Take each line containing "screenshot" and report it exactly as written.
□ □ □ □
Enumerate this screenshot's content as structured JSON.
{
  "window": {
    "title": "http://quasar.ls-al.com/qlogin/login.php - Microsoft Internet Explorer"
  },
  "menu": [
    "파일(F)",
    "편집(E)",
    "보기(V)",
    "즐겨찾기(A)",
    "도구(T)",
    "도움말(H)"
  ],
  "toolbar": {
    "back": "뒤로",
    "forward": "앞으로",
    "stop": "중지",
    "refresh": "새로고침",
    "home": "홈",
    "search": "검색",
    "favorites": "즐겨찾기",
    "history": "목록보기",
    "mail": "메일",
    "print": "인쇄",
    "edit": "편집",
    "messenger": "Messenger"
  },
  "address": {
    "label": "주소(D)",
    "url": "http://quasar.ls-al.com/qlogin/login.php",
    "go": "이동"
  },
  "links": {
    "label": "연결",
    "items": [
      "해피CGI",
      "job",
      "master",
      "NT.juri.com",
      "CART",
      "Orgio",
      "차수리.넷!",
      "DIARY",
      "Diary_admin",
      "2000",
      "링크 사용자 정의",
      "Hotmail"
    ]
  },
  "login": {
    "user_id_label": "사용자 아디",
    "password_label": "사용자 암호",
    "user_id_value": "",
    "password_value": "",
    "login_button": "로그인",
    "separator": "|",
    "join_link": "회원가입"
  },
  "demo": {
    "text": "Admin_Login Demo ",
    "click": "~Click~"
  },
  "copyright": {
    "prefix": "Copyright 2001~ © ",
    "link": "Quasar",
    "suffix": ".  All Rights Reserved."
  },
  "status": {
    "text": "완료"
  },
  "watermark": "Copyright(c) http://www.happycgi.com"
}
□ □ □ □
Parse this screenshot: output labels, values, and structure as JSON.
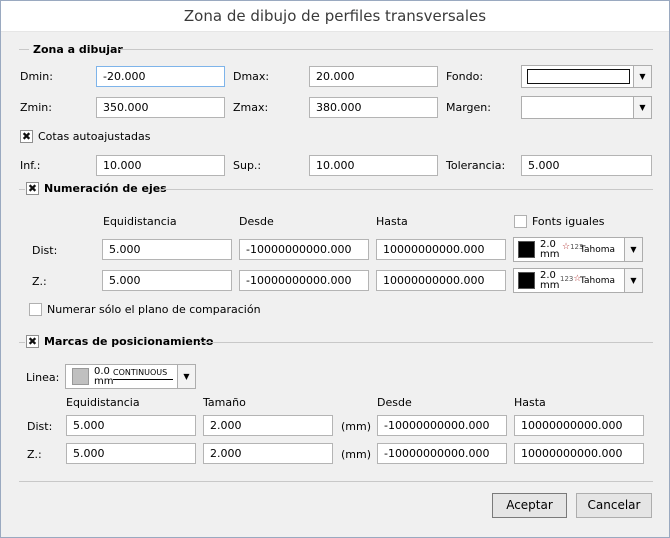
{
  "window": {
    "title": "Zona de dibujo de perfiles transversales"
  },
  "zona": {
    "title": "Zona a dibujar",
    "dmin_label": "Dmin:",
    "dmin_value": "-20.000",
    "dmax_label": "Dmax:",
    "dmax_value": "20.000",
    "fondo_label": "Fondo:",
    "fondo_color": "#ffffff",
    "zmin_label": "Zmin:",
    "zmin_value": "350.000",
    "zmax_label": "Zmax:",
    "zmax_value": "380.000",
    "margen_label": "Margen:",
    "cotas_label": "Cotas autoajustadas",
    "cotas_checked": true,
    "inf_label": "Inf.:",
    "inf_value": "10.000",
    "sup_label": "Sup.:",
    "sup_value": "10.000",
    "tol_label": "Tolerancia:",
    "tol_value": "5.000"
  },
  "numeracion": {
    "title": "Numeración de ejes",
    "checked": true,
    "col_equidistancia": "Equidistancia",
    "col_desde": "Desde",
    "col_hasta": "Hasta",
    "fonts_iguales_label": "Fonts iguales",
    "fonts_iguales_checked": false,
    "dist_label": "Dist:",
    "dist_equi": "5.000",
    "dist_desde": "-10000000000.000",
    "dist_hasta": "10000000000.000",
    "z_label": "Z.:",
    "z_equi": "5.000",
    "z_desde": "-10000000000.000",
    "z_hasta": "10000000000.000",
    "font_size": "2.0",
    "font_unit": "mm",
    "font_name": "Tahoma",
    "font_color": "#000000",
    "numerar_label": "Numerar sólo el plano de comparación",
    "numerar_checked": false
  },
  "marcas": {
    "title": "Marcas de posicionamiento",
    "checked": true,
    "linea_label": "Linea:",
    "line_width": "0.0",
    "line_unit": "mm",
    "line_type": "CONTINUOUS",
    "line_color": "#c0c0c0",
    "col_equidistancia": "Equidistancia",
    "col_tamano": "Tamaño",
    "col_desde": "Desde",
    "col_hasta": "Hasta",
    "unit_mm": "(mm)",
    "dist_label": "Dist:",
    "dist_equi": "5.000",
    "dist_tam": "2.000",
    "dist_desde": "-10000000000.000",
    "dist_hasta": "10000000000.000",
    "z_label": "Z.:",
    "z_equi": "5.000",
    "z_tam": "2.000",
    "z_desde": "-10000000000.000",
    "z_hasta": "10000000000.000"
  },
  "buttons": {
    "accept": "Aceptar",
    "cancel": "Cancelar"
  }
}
□ □ □ □
**Full answer**.
Enumerate this screenshot's content as structured JSON.
Parse this screenshot: output labels, values, and structure as JSON.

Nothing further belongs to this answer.